Dataset records
──────────

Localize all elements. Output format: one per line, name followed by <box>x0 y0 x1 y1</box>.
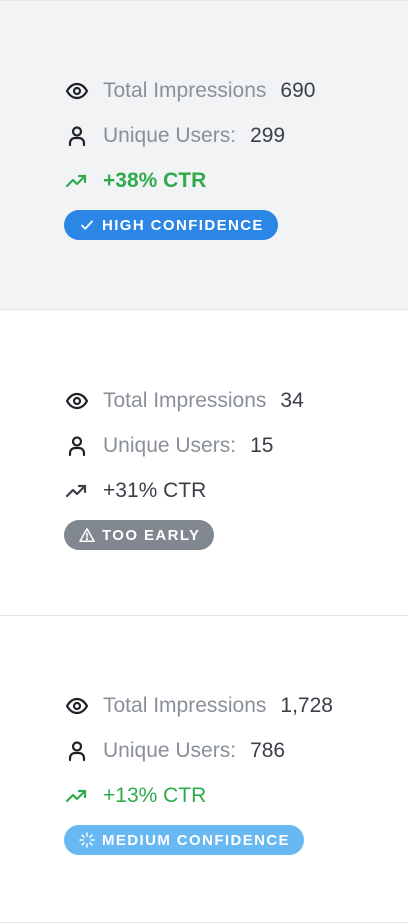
impressions-row: Total Impressions 1,728 <box>64 689 333 723</box>
ctr-row: +31% CTR <box>64 474 304 508</box>
ctr-value: +31% CTR <box>103 479 207 502</box>
spinner-icon <box>79 832 95 848</box>
eye-icon <box>64 693 90 719</box>
variant-card[interactable]: Total Impressions 690 Unique Users: 299 … <box>0 0 408 310</box>
impressions-value: 34 <box>280 389 304 412</box>
users-value: 786 <box>250 739 286 762</box>
eye-icon <box>64 78 90 104</box>
impressions-value: 1,728 <box>280 694 333 717</box>
confidence-badge: TOO EARLY <box>64 520 215 550</box>
impressions-row: Total Impressions 690 <box>64 74 315 108</box>
trending-up-icon <box>64 783 90 809</box>
variant-card[interactable]: Total Impressions 34 Unique Users: 15 +3… <box>0 310 408 616</box>
check-icon <box>79 217 95 233</box>
user-icon <box>64 123 90 149</box>
impressions-label: Total Impressions <box>103 389 267 412</box>
ctr-row: +38% CTR <box>64 164 315 198</box>
users-row: Unique Users: 299 <box>64 119 315 153</box>
variant-stats: Total Impressions 34 Unique Users: 15 +3… <box>64 384 304 550</box>
variant-card[interactable]: Total Impressions 1,728 Unique Users: 78… <box>0 616 408 923</box>
user-icon <box>64 433 90 459</box>
confidence-badge-label: HIGH CONFIDENCE <box>102 216 264 234</box>
ctr-value: +13% CTR <box>103 784 207 807</box>
warning-icon <box>79 527 95 543</box>
variant-stats: Total Impressions 690 Unique Users: 299 … <box>64 74 315 240</box>
users-row: Unique Users: 786 <box>64 734 333 768</box>
variant-stats: Total Impressions 1,728 Unique Users: 78… <box>64 689 333 855</box>
users-value: 15 <box>250 434 274 457</box>
impressions-row: Total Impressions 34 <box>64 384 304 418</box>
confidence-badge-label: TOO EARLY <box>102 526 201 544</box>
impressions-label: Total Impressions <box>103 79 267 102</box>
users-value: 299 <box>250 124 286 147</box>
trending-up-icon <box>64 168 90 194</box>
ctr-row: +13% CTR <box>64 779 333 813</box>
users-row: Unique Users: 15 <box>64 429 304 463</box>
eye-icon <box>64 388 90 414</box>
impressions-label: Total Impressions <box>103 694 267 717</box>
users-label: Unique Users: <box>103 739 237 762</box>
confidence-badge-label: MEDIUM CONFIDENCE <box>102 831 290 849</box>
impressions-value: 690 <box>280 79 316 102</box>
user-icon <box>64 738 90 764</box>
users-label: Unique Users: <box>103 434 237 457</box>
users-label: Unique Users: <box>103 124 237 147</box>
confidence-badge: HIGH CONFIDENCE <box>64 210 278 240</box>
ctr-value: +38% CTR <box>103 169 207 192</box>
confidence-badge: MEDIUM CONFIDENCE <box>64 825 304 855</box>
trending-up-icon <box>64 478 90 504</box>
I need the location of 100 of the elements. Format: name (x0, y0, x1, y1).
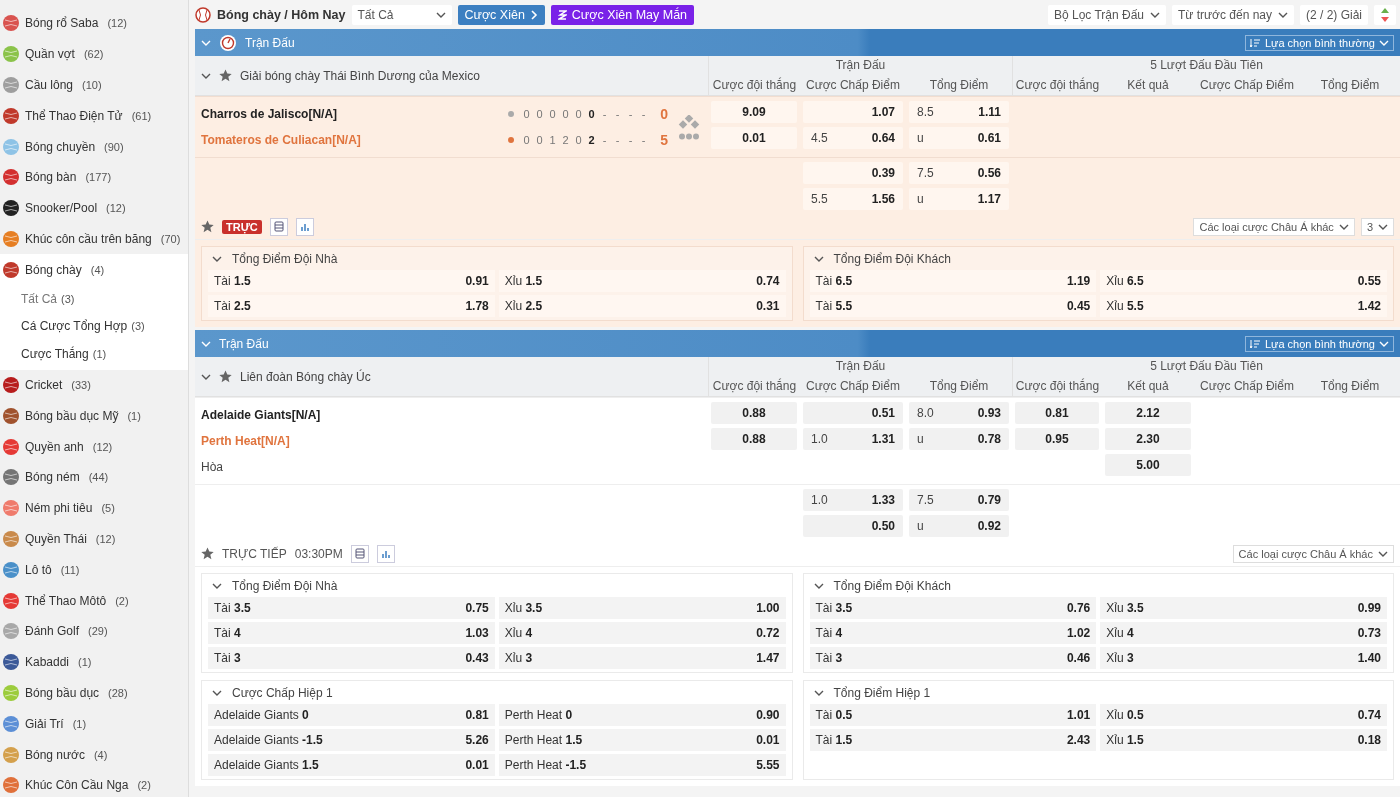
odds-button[interactable]: 7.5 0.79 (909, 489, 1009, 511)
odds-button[interactable]: 0.01 (711, 127, 797, 149)
odds-button[interactable]: Tài 6.5 1.19 (809, 270, 1097, 292)
odds-button[interactable]: Xỉu 1.5 0.18 (1100, 729, 1387, 751)
odds-button[interactable]: Adelaide Giants -1.5 5.26 (208, 729, 495, 751)
market-title: Cược Chấp Hiệp 1 (232, 685, 333, 700)
odds-button[interactable]: 5.00 (1105, 454, 1191, 476)
odds-button[interactable]: u 0.78 (909, 428, 1009, 450)
odds-button[interactable]: Tài 1.5 0.91 (208, 270, 495, 292)
submenu-item[interactable]: Cược Thắng (1) (0, 340, 188, 368)
odds-button[interactable]: Xỉu 4 0.73 (1100, 622, 1387, 644)
sidebar-item[interactable]: Bóng ném (44) (0, 462, 188, 493)
list-view-button[interactable] (269, 217, 288, 236)
odds-button[interactable]: Tài 3 0.43 (208, 647, 495, 669)
odds-button[interactable]: Xỉu 1.5 0.74 (498, 270, 786, 292)
sidebar-item[interactable]: Quyền Thái (12) (0, 523, 188, 555)
sidebar-item[interactable]: Quyền anh (12) (0, 431, 188, 463)
odds-button[interactable]: 7.5 0.56 (909, 162, 1009, 184)
odds-button[interactable]: 8.5 1.11 (909, 101, 1009, 123)
sidebar-item[interactable]: Bóng bầu dục Mỹ (1) (0, 400, 188, 432)
odds-button[interactable]: 0.39 (803, 162, 903, 184)
submenu-item[interactable]: Tất Cả (3) (0, 285, 188, 313)
odds-button[interactable]: 0.88 (711, 428, 797, 450)
sidebar-item[interactable]: Khúc Côn Cầu Nga (2) (0, 770, 188, 797)
dropdown[interactable]: Bộ Lọc Trận Đấu (1047, 4, 1166, 25)
odds-button[interactable]: 0.95 (1015, 428, 1099, 450)
stats-button[interactable] (295, 217, 314, 236)
lucky-parlay-button[interactable]: Cược Xiên May Mắn (550, 4, 695, 25)
odds-button[interactable]: Tài 3.5 0.75 (208, 597, 495, 619)
odds-button[interactable]: 5.5 1.56 (803, 188, 903, 210)
odds-button[interactable]: 4.5 0.64 (803, 127, 903, 149)
sidebar-item[interactable]: Bóng nước (4) (0, 739, 188, 771)
dropdown[interactable]: 3 (1360, 217, 1394, 236)
sidebar-item[interactable]: Cricket (33) (0, 369, 188, 401)
odds-button[interactable]: 9.09 (711, 101, 797, 123)
odds-button[interactable]: Tài 4 1.02 (809, 622, 1097, 644)
sidebar-item[interactable]: Snooker/Pool (12) (0, 192, 188, 224)
sidebar-item[interactable]: Bóng bầu dục (28) (0, 677, 188, 709)
odds-button[interactable]: 2.12 (1105, 402, 1191, 424)
odds-button[interactable]: Perth Heat 1.5 0.01 (498, 729, 786, 751)
sidebar-item[interactable]: Giải Trí (1) (0, 708, 188, 740)
sidebar-item[interactable]: Quần vợt (62) (0, 38, 188, 70)
stats-button[interactable] (376, 544, 395, 563)
odds-button[interactable]: u 0.61 (909, 127, 1009, 149)
odds-button[interactable]: Xỉu 2.5 0.31 (498, 295, 786, 317)
odds-button[interactable]: Tài 5.5 0.45 (809, 295, 1097, 317)
odds-button[interactable]: Tài 3 0.46 (809, 647, 1097, 669)
odds-button[interactable]: 1.0 1.31 (803, 428, 903, 450)
sidebar-item[interactable]: Đánh Golf (29) (0, 616, 188, 647)
odds-button[interactable]: Xỉu 3.5 1.00 (498, 597, 786, 619)
sidebar-item[interactable]: Bóng rổ Saba (12) (0, 8, 188, 39)
odds-button[interactable]: Adelaide Giants 1.5 0.01 (208, 754, 495, 776)
odds-button[interactable]: Tài 0.5 1.01 (809, 704, 1097, 726)
odds-button[interactable]: u 1.17 (909, 188, 1009, 210)
odds-button[interactable]: Tài 3.5 0.76 (809, 597, 1097, 619)
sidebar-item[interactable]: Bóng chày (4) (0, 254, 188, 286)
odds-button[interactable]: Xỉu 3 1.40 (1100, 647, 1387, 669)
sort-dropdown[interactable]: Lựa chọn bình thường (1244, 335, 1394, 352)
odds-button[interactable]: Xỉu 0.5 0.74 (1100, 704, 1387, 726)
odds-button[interactable]: Tài 2.5 1.78 (208, 295, 495, 317)
odds-button[interactable]: 0.81 (1015, 402, 1099, 424)
ball-icon (2, 406, 20, 425)
sort-dropdown[interactable]: Lựa chọn bình thường (1244, 34, 1394, 51)
dropdown[interactable]: Các loại cược Châu Á khác (1193, 217, 1355, 236)
dropdown[interactable]: Các loại cược Châu Á khác (1232, 544, 1394, 563)
sort-icon (1380, 6, 1390, 23)
sidebar-item[interactable]: Thể Thao Điện Tử (61) (0, 100, 188, 132)
odds-button[interactable]: Adelaide Giants 0 0.81 (208, 704, 495, 726)
odds-button[interactable]: Perth Heat -1.5 5.55 (498, 754, 786, 776)
odds-button[interactable]: Xỉu 5.5 1.42 (1100, 295, 1387, 317)
odds-button[interactable]: u 0.92 (909, 515, 1009, 537)
dropdown[interactable]: Tất Cả (351, 4, 452, 25)
odds-button[interactable]: Xỉu 6.5 0.55 (1100, 270, 1387, 292)
odds-button[interactable]: Xỉu 3 1.47 (498, 647, 786, 669)
odds-button[interactable]: 0.50 (803, 515, 903, 537)
filter-button[interactable]: (2 / 2) Giải (1300, 4, 1368, 25)
sidebar-item[interactable]: Kabaddi (1) (0, 646, 188, 678)
odds-button[interactable]: Tài 4 1.03 (208, 622, 495, 644)
sidebar-item[interactable]: Khúc côn cầu trên băng (70) (0, 223, 188, 255)
sidebar-item[interactable]: Bóng chuyền (90) (0, 131, 188, 162)
odds-button[interactable]: 1.0 1.33 (803, 489, 903, 511)
sidebar-item[interactable]: Bóng bàn (177) (0, 162, 188, 193)
column-header: Cược Chấp Điểm (1194, 376, 1300, 397)
odds-button[interactable]: Perth Heat 0 0.90 (498, 704, 786, 726)
odds-button[interactable]: 2.30 (1105, 428, 1191, 450)
sidebar-item[interactable]: Cầu lông (10) (0, 69, 188, 101)
odds-button[interactable]: Tài 1.5 2.43 (809, 729, 1097, 751)
sidebar-item[interactable]: Thể Thao Môtô (2) (0, 585, 188, 617)
submenu-item[interactable]: Cá Cược Tổng Hợp (3) (0, 312, 188, 341)
sidebar-item[interactable]: Ném phi tiêu (5) (0, 492, 188, 524)
dropdown[interactable]: Từ trước đến nay (1172, 4, 1294, 25)
odds-button[interactable]: 1.07 (803, 101, 903, 123)
odds-button[interactable]: Xỉu 4 0.72 (498, 622, 786, 644)
odds-button[interactable]: Xỉu 3.5 0.99 (1100, 597, 1387, 619)
list-view-button[interactable] (350, 544, 369, 563)
odds-button[interactable]: 0.51 (803, 402, 903, 424)
parlay-button[interactable]: Cược Xiên (457, 4, 545, 25)
odds-button[interactable]: 0.88 (711, 402, 797, 424)
odds-button[interactable]: 8.0 0.93 (909, 402, 1009, 424)
sidebar-item[interactable]: Lô tô (11) (0, 554, 188, 586)
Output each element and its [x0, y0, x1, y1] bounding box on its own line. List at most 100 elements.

──────────

-- The request --
Repeat the rows in the stretch from the line containing "odds-button[interactable]: 7.5 0.79" through the line containing "odds-button[interactable]: Tài 1.5 0.91", with both of those lines included.

-- Response --
odds-button[interactable]: 7.5 0.79 (909, 489, 1009, 511)
odds-button[interactable]: 0.01 (711, 127, 797, 149)
odds-button[interactable]: Tài 6.5 1.19 (809, 270, 1097, 292)
odds-button[interactable]: Xỉu 1.5 0.18 (1100, 729, 1387, 751)
odds-button[interactable]: Adelaide Giants -1.5 5.26 (208, 729, 495, 751)
market-title: Cược Chấp Hiệp 1 (232, 685, 333, 700)
odds-button[interactable]: 5.00 (1105, 454, 1191, 476)
odds-button[interactable]: u 0.78 (909, 428, 1009, 450)
odds-button[interactable]: Tài 1.5 0.91 (208, 270, 495, 292)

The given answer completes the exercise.